**What is expected**
Keep only those lines of the records that include the string "Tổng".

**Material for this exercise**
# # # #
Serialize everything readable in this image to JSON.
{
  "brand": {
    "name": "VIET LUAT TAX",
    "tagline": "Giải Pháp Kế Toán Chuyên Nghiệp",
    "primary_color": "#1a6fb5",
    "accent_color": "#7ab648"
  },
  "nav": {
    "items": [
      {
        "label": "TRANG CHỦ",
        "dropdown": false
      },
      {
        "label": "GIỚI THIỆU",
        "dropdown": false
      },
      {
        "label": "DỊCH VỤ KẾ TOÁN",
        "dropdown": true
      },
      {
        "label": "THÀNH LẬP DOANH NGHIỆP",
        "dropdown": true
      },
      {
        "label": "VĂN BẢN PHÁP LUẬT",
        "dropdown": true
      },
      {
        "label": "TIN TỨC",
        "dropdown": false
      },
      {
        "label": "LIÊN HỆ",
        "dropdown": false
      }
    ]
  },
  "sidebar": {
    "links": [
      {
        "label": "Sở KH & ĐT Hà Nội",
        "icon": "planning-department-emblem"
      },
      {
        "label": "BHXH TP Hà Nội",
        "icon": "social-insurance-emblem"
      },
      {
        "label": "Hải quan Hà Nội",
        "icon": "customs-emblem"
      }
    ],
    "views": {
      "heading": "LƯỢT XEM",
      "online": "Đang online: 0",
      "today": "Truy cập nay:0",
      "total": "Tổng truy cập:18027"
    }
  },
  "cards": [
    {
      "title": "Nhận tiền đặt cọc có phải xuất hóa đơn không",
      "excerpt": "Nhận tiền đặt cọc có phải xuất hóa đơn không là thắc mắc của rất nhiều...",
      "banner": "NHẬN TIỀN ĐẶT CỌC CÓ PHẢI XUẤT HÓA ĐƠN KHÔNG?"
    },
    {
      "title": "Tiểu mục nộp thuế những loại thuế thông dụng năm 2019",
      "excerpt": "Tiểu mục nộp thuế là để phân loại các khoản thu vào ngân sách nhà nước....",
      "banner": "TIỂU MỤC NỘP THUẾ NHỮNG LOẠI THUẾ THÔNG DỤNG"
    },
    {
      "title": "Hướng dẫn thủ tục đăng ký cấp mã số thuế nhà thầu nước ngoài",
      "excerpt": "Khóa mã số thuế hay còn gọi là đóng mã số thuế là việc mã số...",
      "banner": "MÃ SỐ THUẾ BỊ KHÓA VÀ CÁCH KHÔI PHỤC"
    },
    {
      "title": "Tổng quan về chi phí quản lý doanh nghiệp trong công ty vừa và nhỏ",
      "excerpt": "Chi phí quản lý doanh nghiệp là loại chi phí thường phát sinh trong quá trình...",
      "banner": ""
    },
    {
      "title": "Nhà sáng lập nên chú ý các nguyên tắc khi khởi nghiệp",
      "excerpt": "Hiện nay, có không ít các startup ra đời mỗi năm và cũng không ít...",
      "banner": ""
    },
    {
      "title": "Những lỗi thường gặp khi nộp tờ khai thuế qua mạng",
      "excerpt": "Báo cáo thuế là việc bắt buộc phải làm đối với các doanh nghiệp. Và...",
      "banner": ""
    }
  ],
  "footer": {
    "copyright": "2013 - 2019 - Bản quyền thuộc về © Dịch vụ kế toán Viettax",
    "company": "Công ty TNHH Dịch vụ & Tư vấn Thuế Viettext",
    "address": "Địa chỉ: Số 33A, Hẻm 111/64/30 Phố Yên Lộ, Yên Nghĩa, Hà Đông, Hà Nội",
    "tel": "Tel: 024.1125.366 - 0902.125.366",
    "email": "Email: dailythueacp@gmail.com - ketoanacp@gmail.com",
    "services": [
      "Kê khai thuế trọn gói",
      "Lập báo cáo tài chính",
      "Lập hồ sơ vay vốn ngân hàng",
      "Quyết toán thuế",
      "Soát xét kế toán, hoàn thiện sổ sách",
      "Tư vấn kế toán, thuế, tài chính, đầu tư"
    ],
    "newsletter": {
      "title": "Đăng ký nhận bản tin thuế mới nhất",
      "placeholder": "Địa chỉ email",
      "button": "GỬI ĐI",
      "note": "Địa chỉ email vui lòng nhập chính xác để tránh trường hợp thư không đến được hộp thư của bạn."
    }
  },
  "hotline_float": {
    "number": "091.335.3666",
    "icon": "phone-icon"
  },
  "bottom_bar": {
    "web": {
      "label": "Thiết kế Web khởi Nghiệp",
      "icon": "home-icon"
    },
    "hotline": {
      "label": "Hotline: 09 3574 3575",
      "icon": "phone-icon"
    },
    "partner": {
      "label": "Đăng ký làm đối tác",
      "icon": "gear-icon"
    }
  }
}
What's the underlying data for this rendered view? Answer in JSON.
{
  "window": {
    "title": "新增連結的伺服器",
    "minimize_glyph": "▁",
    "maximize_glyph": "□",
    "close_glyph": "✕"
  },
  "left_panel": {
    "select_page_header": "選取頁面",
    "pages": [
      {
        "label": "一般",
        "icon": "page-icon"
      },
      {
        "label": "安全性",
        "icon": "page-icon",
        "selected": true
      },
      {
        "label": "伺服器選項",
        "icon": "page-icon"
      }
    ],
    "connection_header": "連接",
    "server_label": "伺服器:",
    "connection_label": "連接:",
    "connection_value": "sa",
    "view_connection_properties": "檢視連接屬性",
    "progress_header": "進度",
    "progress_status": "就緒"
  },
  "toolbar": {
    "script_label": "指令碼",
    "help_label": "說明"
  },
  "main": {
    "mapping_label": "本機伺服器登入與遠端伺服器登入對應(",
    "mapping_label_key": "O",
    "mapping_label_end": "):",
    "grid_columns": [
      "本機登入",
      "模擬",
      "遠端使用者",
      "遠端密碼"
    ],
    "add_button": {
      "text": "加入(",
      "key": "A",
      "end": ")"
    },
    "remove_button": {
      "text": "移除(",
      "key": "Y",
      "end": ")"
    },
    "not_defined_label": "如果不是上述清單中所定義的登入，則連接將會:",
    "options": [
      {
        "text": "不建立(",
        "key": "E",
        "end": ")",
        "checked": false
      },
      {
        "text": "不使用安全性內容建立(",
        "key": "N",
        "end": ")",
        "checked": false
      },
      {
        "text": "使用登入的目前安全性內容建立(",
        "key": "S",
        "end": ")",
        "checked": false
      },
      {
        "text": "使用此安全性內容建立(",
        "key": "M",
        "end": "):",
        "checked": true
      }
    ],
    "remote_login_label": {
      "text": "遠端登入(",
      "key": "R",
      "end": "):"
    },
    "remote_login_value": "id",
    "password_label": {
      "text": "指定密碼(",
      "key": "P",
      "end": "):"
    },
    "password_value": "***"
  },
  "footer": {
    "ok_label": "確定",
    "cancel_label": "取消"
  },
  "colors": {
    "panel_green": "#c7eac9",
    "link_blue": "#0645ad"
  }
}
# # # #
**Answer for this exercise**
      "total": "Tổng truy cập:18027"
      "title": "Tổng quan về chi phí quản lý doanh nghiệp trong công ty vừa và nhỏ",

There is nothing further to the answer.